= YOUR INSTRUCTIONS =
Each entry should be quoted word for word, including every mark of punctuation.

= INPUT =
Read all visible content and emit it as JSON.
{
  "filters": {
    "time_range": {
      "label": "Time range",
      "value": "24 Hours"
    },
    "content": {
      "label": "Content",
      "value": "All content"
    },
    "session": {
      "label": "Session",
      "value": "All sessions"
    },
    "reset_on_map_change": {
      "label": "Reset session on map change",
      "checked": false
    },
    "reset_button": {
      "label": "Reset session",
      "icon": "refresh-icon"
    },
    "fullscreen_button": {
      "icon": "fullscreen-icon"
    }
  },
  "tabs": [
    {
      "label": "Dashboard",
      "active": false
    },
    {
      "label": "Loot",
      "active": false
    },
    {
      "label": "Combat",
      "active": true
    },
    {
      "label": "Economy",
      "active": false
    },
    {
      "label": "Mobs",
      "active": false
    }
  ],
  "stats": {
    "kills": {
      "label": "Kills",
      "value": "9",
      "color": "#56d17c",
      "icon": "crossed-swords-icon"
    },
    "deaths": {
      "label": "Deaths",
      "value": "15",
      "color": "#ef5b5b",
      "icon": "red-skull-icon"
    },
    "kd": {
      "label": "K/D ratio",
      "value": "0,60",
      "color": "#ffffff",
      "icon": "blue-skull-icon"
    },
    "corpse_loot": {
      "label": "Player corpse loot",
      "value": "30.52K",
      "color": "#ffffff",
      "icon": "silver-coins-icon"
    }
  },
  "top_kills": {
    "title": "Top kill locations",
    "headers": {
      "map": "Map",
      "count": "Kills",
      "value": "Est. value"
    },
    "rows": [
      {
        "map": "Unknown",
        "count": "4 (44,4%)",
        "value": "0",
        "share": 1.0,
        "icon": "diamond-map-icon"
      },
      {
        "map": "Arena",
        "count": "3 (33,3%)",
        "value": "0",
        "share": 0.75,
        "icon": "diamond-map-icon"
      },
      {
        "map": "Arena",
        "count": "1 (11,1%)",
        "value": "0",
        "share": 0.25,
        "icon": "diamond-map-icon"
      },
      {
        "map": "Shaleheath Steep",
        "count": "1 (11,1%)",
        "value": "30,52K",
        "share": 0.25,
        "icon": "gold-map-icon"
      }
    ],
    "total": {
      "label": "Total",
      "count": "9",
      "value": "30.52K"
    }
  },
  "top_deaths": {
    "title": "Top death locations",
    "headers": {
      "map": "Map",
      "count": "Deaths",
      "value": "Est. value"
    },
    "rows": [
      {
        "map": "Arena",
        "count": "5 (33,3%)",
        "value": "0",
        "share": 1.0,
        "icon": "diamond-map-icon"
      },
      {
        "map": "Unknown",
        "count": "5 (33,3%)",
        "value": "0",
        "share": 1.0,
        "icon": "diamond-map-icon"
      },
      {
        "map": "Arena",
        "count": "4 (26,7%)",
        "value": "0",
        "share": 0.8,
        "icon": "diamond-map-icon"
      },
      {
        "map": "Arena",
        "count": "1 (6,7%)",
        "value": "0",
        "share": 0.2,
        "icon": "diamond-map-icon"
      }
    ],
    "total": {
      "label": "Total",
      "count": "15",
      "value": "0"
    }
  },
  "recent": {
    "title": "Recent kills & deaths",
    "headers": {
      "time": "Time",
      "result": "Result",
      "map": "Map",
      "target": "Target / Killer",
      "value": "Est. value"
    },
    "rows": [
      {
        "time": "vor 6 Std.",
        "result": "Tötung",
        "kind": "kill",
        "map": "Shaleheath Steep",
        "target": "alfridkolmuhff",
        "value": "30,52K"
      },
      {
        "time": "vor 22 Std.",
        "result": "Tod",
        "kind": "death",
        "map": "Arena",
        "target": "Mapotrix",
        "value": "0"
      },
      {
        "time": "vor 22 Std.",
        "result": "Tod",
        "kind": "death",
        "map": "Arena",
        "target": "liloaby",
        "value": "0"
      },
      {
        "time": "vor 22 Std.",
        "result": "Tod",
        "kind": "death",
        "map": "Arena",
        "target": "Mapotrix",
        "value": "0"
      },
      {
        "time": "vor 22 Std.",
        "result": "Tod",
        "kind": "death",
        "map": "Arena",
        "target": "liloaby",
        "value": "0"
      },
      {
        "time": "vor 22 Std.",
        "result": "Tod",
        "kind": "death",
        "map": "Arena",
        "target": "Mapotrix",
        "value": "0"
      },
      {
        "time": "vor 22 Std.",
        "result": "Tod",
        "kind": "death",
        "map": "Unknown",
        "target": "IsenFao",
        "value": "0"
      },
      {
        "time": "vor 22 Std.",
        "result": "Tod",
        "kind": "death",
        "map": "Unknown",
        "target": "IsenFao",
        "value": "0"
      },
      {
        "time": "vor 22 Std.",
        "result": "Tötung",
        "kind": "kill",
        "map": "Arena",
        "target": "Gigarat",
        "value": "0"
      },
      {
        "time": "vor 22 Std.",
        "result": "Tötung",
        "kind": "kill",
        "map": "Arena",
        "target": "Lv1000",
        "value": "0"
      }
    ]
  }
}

= THE COMPLETED TASK =
Read all visible content and emit it as JSON.
{
  "filters": {
    "time_range": {
      "label": "Time range",
      "value": "24 Hours"
    },
    "content": {
      "label": "Content",
      "value": "All content"
    },
    "session": {
      "label": "Session",
      "value": "All sessions"
    },
    "reset_on_map_change": {
      "label": "Reset session on map change",
      "checked": false
    },
    "reset_button": {
      "label": "Reset session",
      "icon": "refresh-icon"
    },
    "fullscreen_button": {
      "icon": "fullscreen-icon"
    }
  },
  "tabs": [
    {
      "label": "Dashboard",
      "active": false
    },
    {
      "label": "Loot",
      "active": false
    },
    {
      "label": "Combat",
      "active": true
    },
    {
      "label": "Economy",
      "active": false
    },
    {
      "label": "Mobs",
      "active": false
    }
  ],
  "stats": {
    "kills": {
      "label": "Kills",
      "value": "9",
      "color": "#56d17c",
      "icon": "crossed-swords-icon"
    },
    "deaths": {
      "label": "Deaths",
      "value": "15",
      "color": "#ef5b5b",
      "icon": "red-skull-icon"
    },
    "kd": {
      "label": "K/D ratio",
      "value": "0,60",
      "color": "#ffffff",
      "icon": "blue-skull-icon"
    },
    "corpse_loot": {
      "label": "Player corpse loot",
      "value": "30.52K",
      "color": "#ffffff",
      "icon": "silver-coins-icon"
    }
  },
  "top_kills": {
    "title": "Top kill locations",
    "headers": {
      "map": "Map",
      "count": "Kills",
      "value": "Est. value"
    },
    "rows": [
      {
        "map": "Unknown",
        "count": "4 (44,4%)",
        "value": "0",
        "share": 1.0,
        "icon": "diamond-map-icon"
      },
      {
        "map": "Arena",
        "count": "3 (33,3%)",
        "value": "0",
        "share": 0.75,
        "icon": "diamond-map-icon"
      },
      {
        "map": "Arena",
        "count": "1 (11,1%)",
        "value": "0",
        "share": 0.25,
        "icon": "diamond-map-icon"
      },
      {
        "map": "Shaleheath Steep",
        "count": "1 (11,1%)",
        "value": "30,52K",
        "share": 0.25,
        "icon": "gold-map-icon"
      }
    ],
    "total": {
      "label": "Total",
      "count": "9",
      "value": "30.52K"
    }
  },
  "top_deaths": {
    "title": "Top death locations",
    "headers": {
      "map": "Map",
      "count": "Deaths",
      "value": "Est. value"
    },
    "rows": [
      {
        "map": "Arena",
        "count": "5 (33,3%)",
        "value": "0",
        "share": 1.0,
        "icon": "diamond-map-icon"
      },
      {
        "map": "Unknown",
        "count": "5 (33,3%)",
        "value": "0",
        "share": 1.0,
        "icon": "diamond-map-icon"
      },
      {
        "map": "Arena",
        "count": "4 (26,7%)",
        "value": "0",
        "share": 0.8,
        "icon": "diamond-map-icon"
      },
      {
        "map": "Arena",
        "count": "1 (6,7%)",
        "value": "0",
        "share": 0.2,
        "icon": "diamond-map-icon"
      }
    ],
    "total": {
      "label": "Total",
      "count": "15",
      "value": "0"
    }
  },
  "recent": {
    "title": "Recent kills & deaths",
    "headers": {
      "time": "Time",
      "result": "Result",
      "map": "Map",
      "target": "Target / Killer",
      "value": "Est. value"
    },
    "rows": [
      {
        "time": "vor 6 Std.",
        "result": "Tötung",
        "kind": "kill",
        "map": "Shaleheath Steep",
        "target": "alfridkolmuhff",
        "value": "30,52K"
      },
      {
        "time": "vor 22 Std.",
        "result": "Tod",
        "kind": "death",
        "map": "Arena",
        "target": "Mapotrix",
        "value": "0"
      },
      {
        "time": "vor 22 Std.",
        "result": "Tod",
        "kind": "death",
        "map": "Arena",
        "target": "liloaby",
        "value": "0"
      },
      {
        "time": "vor 22 Std.",
        "result": "Tod",
        "kind": "death",
        "map": "Arena",
        "target": "Mapotrix",
        "value": "0"
      },
      {
        "time": "vor 22 Std.",
        "result": "Tod",
        "kind": "death",
        "map": "Arena",
        "target": "liloaby",
        "value": "0"
      },
      {
        "time": "vor 22 Std.",
        "result": "Tod",
        "kind": "death",
        "map": "Arena",
        "target": "Mapotrix",
        "value": "0"
      },
      {
        "time": "vor 22 Std.",
        "result": "Tod",
        "kind": "death",
        "map": "Unknown",
        "target": "IsenFao",
        "value": "0"
      },
      {
        "time": "vor 22 Std.",
        "result": "Tod",
        "kind": "death",
        "map": "Unknown",
        "target": "IsenFao",
        "value": "0"
      },
      {
        "time": "vor 22 Std.",
        "result": "Tötung",
        "kind": "kill",
        "map": "Arena",
        "target": "Gigarat",
        "value": "0"
      },
      {
        "time": "vor 22 Std.",
        "result": "Tötung",
        "kind": "kill",
        "map": "Arena",
        "target": "Lv1000",
        "value": "0"
      }
    ]
  }
}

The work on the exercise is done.